Coordinate annotation records
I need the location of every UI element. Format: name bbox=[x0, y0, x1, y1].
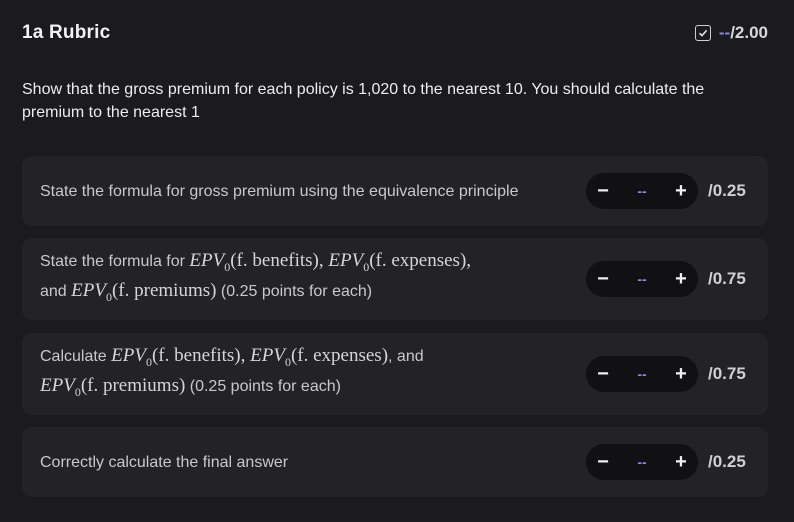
criterion-max: /0.25 bbox=[708, 181, 746, 200]
criterion-max: /0.25 bbox=[708, 452, 746, 471]
stepper-value[interactable]: -- bbox=[637, 366, 646, 382]
criterion-row: Correctly calculate the final answer − -… bbox=[22, 427, 768, 497]
criterion-row: State the formula for EPV0(f. benefits),… bbox=[22, 238, 768, 320]
criterion-max: /0.75 bbox=[708, 269, 746, 288]
checkbox-icon[interactable] bbox=[694, 25, 711, 41]
rubric-panel: 1a Rubric --/2.00 Show that the gross pr… bbox=[0, 0, 794, 522]
math-expression: EPV0(f. premiums) bbox=[71, 280, 217, 304]
question-text: Show that the gross premium for each pol… bbox=[22, 81, 705, 121]
math-expression: EPV0(f. benefits), EPV0(f. expenses), bbox=[189, 250, 472, 274]
increment-button[interactable]: + bbox=[674, 269, 688, 289]
criterion-text: Correctly calculate the final answer bbox=[40, 453, 289, 471]
total-score-max: /2.00 bbox=[730, 23, 768, 42]
decrement-button[interactable]: − bbox=[596, 269, 610, 289]
score-stepper: − -- + bbox=[586, 356, 698, 392]
decrement-button[interactable]: − bbox=[596, 181, 610, 201]
increment-button[interactable]: + bbox=[674, 364, 688, 384]
stepper-value[interactable]: -- bbox=[637, 454, 646, 470]
criterion-row: Calculate EPV0(f. benefits), EPV0(f. exp… bbox=[22, 333, 768, 415]
criterion-max: /0.75 bbox=[708, 364, 746, 383]
total-score-value: -- bbox=[718, 23, 731, 42]
math-expression: EPV0(f. benefits), EPV0(f. expenses) bbox=[111, 345, 389, 369]
criterion-row: State the formula for gross premium usin… bbox=[22, 156, 768, 226]
rubric-title: 1a Rubric bbox=[22, 22, 111, 43]
stepper-value[interactable]: -- bbox=[637, 183, 646, 199]
criterion-text: State the formula for EPV0(f. benefits),… bbox=[40, 250, 472, 304]
stepper-value[interactable]: -- bbox=[637, 271, 646, 287]
rubric-header: 1a Rubric --/2.00 bbox=[22, 20, 768, 46]
score-stepper: − -- + bbox=[586, 444, 698, 480]
criterion-text: State the formula for gross premium usin… bbox=[40, 182, 519, 200]
decrement-button[interactable]: − bbox=[596, 364, 610, 384]
criterion-text: Calculate EPV0(f. benefits), EPV0(f. exp… bbox=[40, 345, 424, 399]
decrement-button[interactable]: − bbox=[596, 452, 610, 472]
math-expression: EPV0(f. premiums) bbox=[40, 375, 186, 399]
increment-button[interactable]: + bbox=[674, 452, 688, 472]
score-stepper: − -- + bbox=[586, 261, 698, 297]
score-stepper: − -- + bbox=[586, 173, 698, 209]
increment-button[interactable]: + bbox=[674, 181, 688, 201]
total-score: --/2.00 bbox=[694, 23, 768, 43]
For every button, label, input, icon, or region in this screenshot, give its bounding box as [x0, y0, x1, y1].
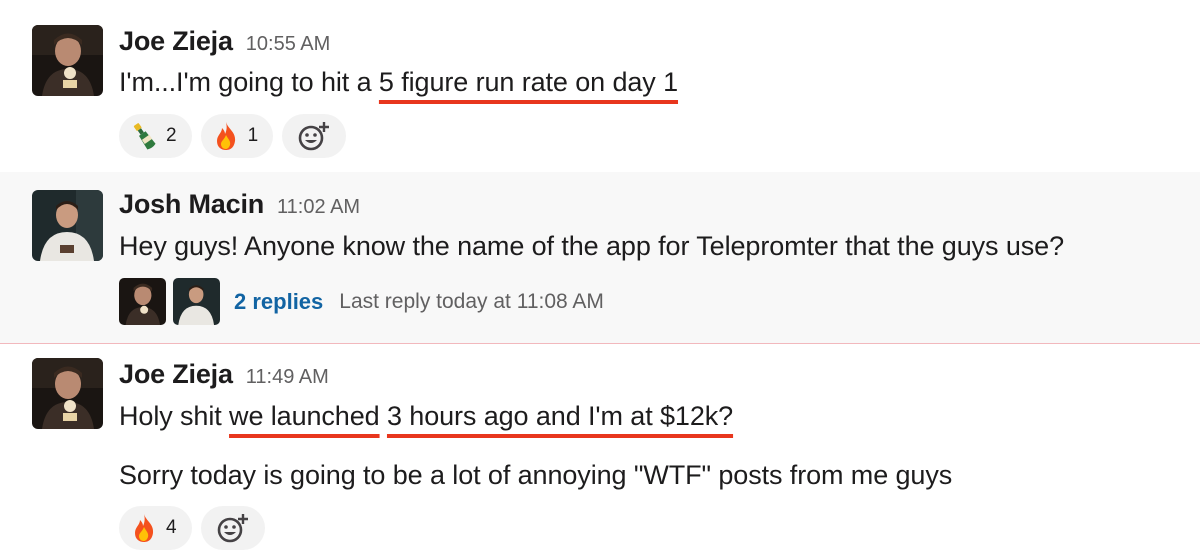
reaction-count: 2 [166, 125, 177, 146]
message-text: Holy shit we launched 3 hours ago and I'… [119, 401, 733, 432]
reply-avatar [173, 278, 220, 325]
add-reaction-button[interactable] [200, 506, 265, 550]
avatar[interactable] [32, 358, 103, 429]
message-text: Hey guys! Anyone know the name of the ap… [119, 231, 1064, 261]
underlined-text: 3 hours ago and I'm at $12k? [386, 401, 734, 431]
fire-icon [131, 513, 157, 543]
timestamp[interactable]: 11:49 AM [246, 366, 329, 389]
message-1: Joe Zieja 10:55 AM I'm...I'm going to hi… [0, 0, 1200, 172]
reactions-bar: 4 [119, 506, 265, 550]
add-emoji-icon [298, 122, 330, 151]
message-text-line-2: Sorry today is going to be a lot of anno… [119, 460, 953, 490]
message-3: Joe Zieja 11:49 AM Holy shit we launched… [0, 344, 1200, 560]
avatar[interactable] [32, 25, 103, 96]
reaction-fire[interactable]: 1 [200, 114, 274, 158]
message-header: Joe Zieja 11:49 AM [119, 359, 329, 390]
reaction-fire[interactable]: 4 [119, 506, 192, 550]
message-2: Josh Macin 11:02 AM Hey guys! Anyone kno… [0, 172, 1200, 343]
text-segment: I'm...I'm going to hit a [119, 67, 379, 97]
timestamp[interactable]: 11:02 AM [277, 196, 360, 219]
champagne-icon [131, 121, 157, 151]
add-emoji-icon [217, 514, 248, 543]
reaction-count: 1 [247, 125, 259, 146]
timestamp[interactable]: 10:55 AM [246, 33, 331, 56]
thread-summary[interactable]: 2 replies Last reply today at 11:08 AM [119, 278, 604, 325]
reply-avatar [119, 278, 166, 325]
underlined-text: we launched [229, 401, 380, 431]
message-header: Josh Macin 11:02 AM [119, 189, 360, 220]
text-segment [380, 401, 387, 431]
add-reaction-button[interactable] [282, 114, 347, 158]
reactions-bar: 2 1 [119, 114, 347, 158]
reaction-champagne[interactable]: 2 [119, 114, 192, 158]
replies-link[interactable]: 2 replies [234, 289, 323, 315]
message-header: Joe Zieja 10:55 AM [119, 26, 330, 57]
avatar[interactable] [32, 190, 103, 261]
author-name[interactable]: Josh Macin [119, 189, 264, 220]
fire-icon [213, 121, 239, 151]
reaction-count: 4 [166, 517, 177, 538]
text-segment: Holy shit [119, 401, 230, 431]
underlined-text: 5 figure run rate on day 1 [378, 67, 679, 97]
author-name[interactable]: Joe Zieja [119, 359, 233, 390]
last-reply-text: Last reply today at 11:08 AM [339, 289, 604, 313]
author-name[interactable]: Joe Zieja [119, 26, 233, 57]
message-text: I'm...I'm going to hit a 5 figure run ra… [119, 67, 678, 98]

TO BE DONE
Show each line of the material that contains the string "premiums".

OUTPUT FOR THIS EXERCISE
math-expression: EPV0(f. premiums) bbox=[71, 280, 217, 304]
math-expression: EPV0(f. premiums) bbox=[40, 375, 186, 399]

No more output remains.